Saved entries
┄┄┄┄┄┄

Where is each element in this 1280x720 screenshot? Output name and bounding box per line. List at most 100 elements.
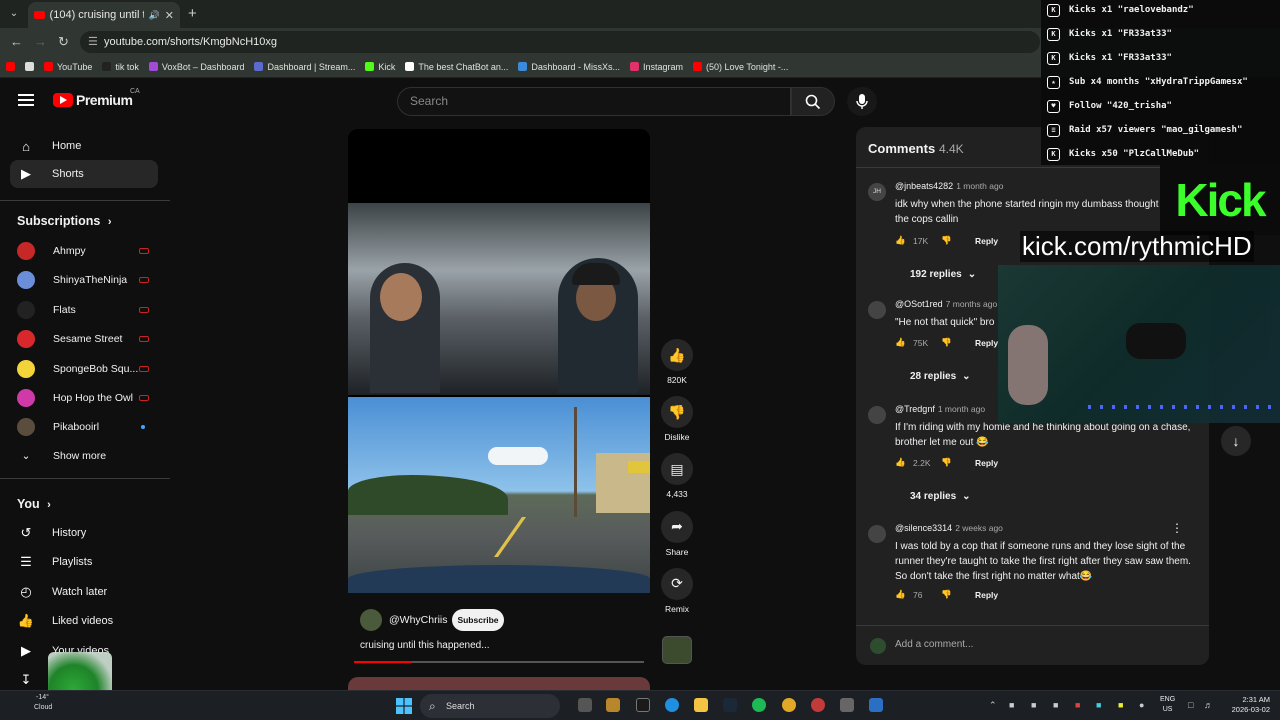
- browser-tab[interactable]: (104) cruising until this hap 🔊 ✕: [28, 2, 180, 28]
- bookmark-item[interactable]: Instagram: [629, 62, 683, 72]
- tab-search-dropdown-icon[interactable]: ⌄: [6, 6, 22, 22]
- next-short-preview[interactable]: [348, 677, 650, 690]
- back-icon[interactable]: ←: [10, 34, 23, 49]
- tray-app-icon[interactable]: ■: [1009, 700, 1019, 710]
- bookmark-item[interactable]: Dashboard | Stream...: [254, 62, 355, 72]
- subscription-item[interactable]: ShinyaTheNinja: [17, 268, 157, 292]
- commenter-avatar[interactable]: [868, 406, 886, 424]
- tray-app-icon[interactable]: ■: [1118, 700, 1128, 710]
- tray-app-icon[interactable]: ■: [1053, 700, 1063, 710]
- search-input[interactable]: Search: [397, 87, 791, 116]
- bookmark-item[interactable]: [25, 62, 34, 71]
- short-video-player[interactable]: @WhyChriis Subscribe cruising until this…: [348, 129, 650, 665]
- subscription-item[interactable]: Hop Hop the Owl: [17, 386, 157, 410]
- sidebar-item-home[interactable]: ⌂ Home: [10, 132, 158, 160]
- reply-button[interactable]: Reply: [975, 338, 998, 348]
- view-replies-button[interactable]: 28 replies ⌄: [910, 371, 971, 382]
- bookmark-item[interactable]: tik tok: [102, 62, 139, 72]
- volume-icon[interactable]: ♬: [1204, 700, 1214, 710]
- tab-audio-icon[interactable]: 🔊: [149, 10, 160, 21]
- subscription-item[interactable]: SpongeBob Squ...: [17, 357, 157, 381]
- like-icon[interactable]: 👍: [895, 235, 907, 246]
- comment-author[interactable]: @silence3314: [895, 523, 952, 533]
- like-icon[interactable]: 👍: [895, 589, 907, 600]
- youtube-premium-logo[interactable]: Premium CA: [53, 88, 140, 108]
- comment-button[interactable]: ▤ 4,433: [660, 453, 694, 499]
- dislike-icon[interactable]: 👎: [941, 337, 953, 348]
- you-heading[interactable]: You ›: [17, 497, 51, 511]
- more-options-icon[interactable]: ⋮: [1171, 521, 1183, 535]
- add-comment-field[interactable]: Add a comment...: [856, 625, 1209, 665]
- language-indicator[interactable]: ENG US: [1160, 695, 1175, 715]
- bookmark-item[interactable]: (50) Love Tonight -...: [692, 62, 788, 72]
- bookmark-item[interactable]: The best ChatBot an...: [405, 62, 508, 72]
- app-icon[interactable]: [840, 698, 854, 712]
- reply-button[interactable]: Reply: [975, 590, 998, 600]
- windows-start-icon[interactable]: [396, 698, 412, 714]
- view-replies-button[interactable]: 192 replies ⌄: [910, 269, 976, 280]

┄┄┄┄┄┄

WHAT YOU HAVE TO DO — Quote every line of the listing above verbatim, leaving out the picture.

TASK ANSWER —
Where is each element in this 1280x720 screenshot? Output name and bounding box per line. List at most 100 elements.
- browser-tab[interactable]: (104) cruising until this hap 🔊 ✕: [28, 2, 180, 28]
- bookmark-item[interactable]: Instagram: [629, 62, 683, 72]
- tab-search-dropdown-icon[interactable]: ⌄: [6, 6, 22, 22]
- next-short-preview[interactable]: [348, 677, 650, 690]
- back-icon[interactable]: ←: [10, 34, 23, 49]
- tray-app-icon[interactable]: ■: [1009, 700, 1019, 710]
- bookmark-item[interactable]: Dashboard | Stream...: [254, 62, 355, 72]
- subscription-item[interactable]: ShinyaTheNinja: [17, 268, 157, 292]
- commenter-avatar[interactable]: [868, 406, 886, 424]
- tray-app-icon[interactable]: ■: [1118, 700, 1128, 710]
- tray-app-icon[interactable]: ■: [1053, 700, 1063, 710]
- search-input[interactable]: Search: [397, 87, 791, 116]
- bookmark-item[interactable]: [25, 62, 34, 71]
- short-video-player[interactable]: @WhyChriis Subscribe cruising until this…: [348, 129, 650, 665]
- subscription-item[interactable]: Hop Hop the Owl: [17, 386, 157, 410]
- sidebar-item-home[interactable]: ⌂ Home: [10, 132, 158, 160]
- reply-button[interactable]: Reply: [975, 338, 998, 348]
- view-replies-button[interactable]: 28 replies ⌄: [910, 371, 971, 382]
- bookmark-item[interactable]: tik tok: [102, 62, 139, 72]
- volume-icon[interactable]: ♬: [1204, 700, 1214, 710]
- tab-audio-icon[interactable]: 🔊: [149, 10, 160, 21]
- subscription-item[interactable]: SpongeBob Squ...: [17, 357, 157, 381]
- like-icon[interactable]: 👍: [895, 235, 907, 246]
- comment-author[interactable]: @silence3314: [895, 523, 952, 533]
- like-icon[interactable]: 👍: [895, 589, 907, 600]
- youtube-premium-logo[interactable]: Premium CA: [53, 88, 140, 108]
- comment-button[interactable]: ▤ 4,433: [660, 453, 694, 499]
- dislike-icon[interactable]: 👎: [941, 337, 953, 348]
- you-heading[interactable]: You ›: [17, 497, 51, 511]
- more-options-icon[interactable]: ⋮: [1171, 521, 1183, 535]
- add-comment-field[interactable]: Add a comment...: [856, 625, 1209, 665]
- language-indicator[interactable]: ENG US: [1160, 695, 1175, 715]
- bookmark-item[interactable]: (50) Love Tonight -...: [692, 62, 788, 72]
- bookmark-item[interactable]: The best ChatBot an...: [405, 62, 508, 72]
- app-icon[interactable]: [840, 698, 854, 712]
- reply-button[interactable]: Reply: [975, 590, 998, 600]
- windows-start-icon[interactable]: [396, 698, 412, 714]
- view-replies-button[interactable]: 192 replies ⌄: [910, 269, 976, 280]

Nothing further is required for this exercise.